Zitierter Auszug:
▽

James R. Keene, auch in den ersten zwei Jahrzehnten des neuen Jahrhunderts noch aktiv und auf die amerikanische Vollblutzucht einen gewaltigen Einfluss ausübend, importierte fast fünfzig Vollblutstuten, die von Englands besten Hengsten abstammten. Von J. R. Alexander kaufte er Foxhall als Jährling und hatte zusätzlich das Glück, das damals schnellste Pferd Amerikas erworben zu haben, den von der Dixiona Farm (Major Barak G. Thomas) 1891 gezogenen Domino (Himyar).
Nach ihnen strebte in den beiden ersten Dekaden des 20. Jahrhunderts fast ein ganzes Dutzend neuer Namen an die Spitze, um Sport und Zucht für einige Jahre – teils auch mit erheblicher Dominanz – zu beherrschen und neue Meilensteine für die Zukunft zu setzen. Sie bauten auf dem Erreichten ihrer Vorgänger auf, nutzten Erkanntes, wiederholten erfolgreiche Kreuzungen oder wandelten sie ab; experimentierten mit Blut-Affinitäten, neuen Varianten und „Rezepten“; entwickelten die Rasse erfolgreich weiter und setzten den Siegeszug des Vollblüters fort. Zu dieser Gruppe gehörten auch der Italiener Frederico Tesio, der englische Lord Derby oder die Hancocks, die noch heute mit ihren Farmen Claiborne und Stone in Kentucky zu den besten Adressen zählen. J. B. Joel gelang jedoch ein ganz besonderes Doppel: An Sunstar und Humorist sattelte er die Sieger des Epsom Derbys 1911 und 1921, und 1987 gewann er mit Maori Venture auch das schwerste Jagdrennen der Welt, die GRAND NATIONAL zu Aintree. Für seine Zucht im Childwickbury Stud, die von der Familie nach seinem Tod fortgeführt wurde, war der von Sir Samuel Scott gezogen Klasse-Flieger Sundridge äußerst erfolgreich. Die zu St. Albanus in Hertfordshire beheimatete Zuchtstätte, die in jüngerer Zeit auf Pferde wie den Champion Royal Palace (1964) oder Fairy Footsteps (1981) verweisen konnte, wechselte 2011 in den Besitz der Familie Flatt und wurde komplett renoviert. Auch das Gestüt von J. B. Joels damaligem Hauptrivalen, das irische Tully Stud von Col. Hall Walker, dessen Produkte alle englischen Klassiks gewannen, existiert heute noch, als Irish National Stud. Aus dieser alten Zucht stammte u. a. der Cyllene-Sohn und Derbysieger Minoru (1906), der in den Pedigrees von Hyperion und Princequillo als Vater der zweiten bzw. dritten Mutter auftaucht.

△

Rohdaten:
▽

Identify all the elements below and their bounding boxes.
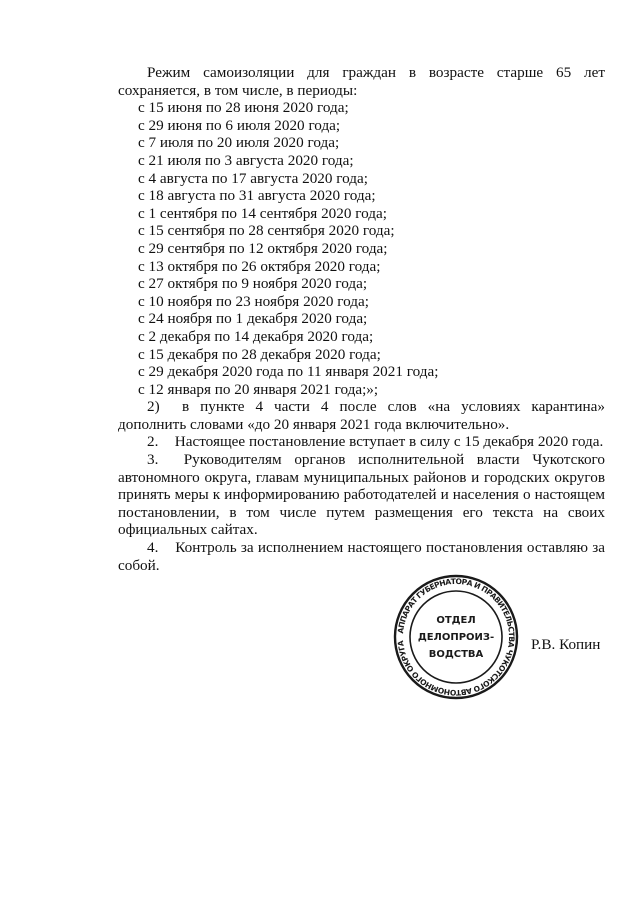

△

Aufgaben:
A: Beantworte anhand des Auszugs über die Vollblutzucht die folgenden Fragen jeweils knapp:
(i) Wie viele Vollblutstuten importierte James R. Keene?
(ii) In welchem Jahr ging die Zuchtstätte in St. Albanus in den Besitz der Familie Flatt über?
(iii) Unter welchem Namen besteht das Tully Stud heute noch?
B: Nenne alle Farmen und Gestüte, die im Auszug über die Vollblutzucht namentlich erwähnt werden.
C: Gib den Abschnitt des Auszugs von „James R. Keene, auch“ bis „gezogenen Domino (Himyar).“ erneut wieder und tausche dabei „Jährling“ gegen „Fohlen“ aus.
Die Zeilen sind eigenständiges Material und gehören nicht zum Auszug.

Lösungen:
A:
(i) Fast fünfzig.
(ii) 2011.
(iii) Als Irish National Stud.

B: Dixiona Farm, Claiborne, Stone, Childwickbury Stud, Tully Stud (heute Irish National Stud)

C:
James R. Keene, auch in den ersten zwei Jahrzehnten des neuen Jahrhunderts noch aktiv und auf die amerikanische Vollblutzucht einen gewaltigen Einfluss ausübend, importierte fast fünfzig Vollblutstuten, die von Englands besten Hengsten abstammten. Von J. R. Alexander kaufte er Foxhall als Fohlen und hatte zusätzlich das Glück, das damals schnellste Pferd Amerikas erworben zu haben, den von der Dixiona Farm (Major Barak G. Thomas) 1891 gezogenen Domino (Himyar).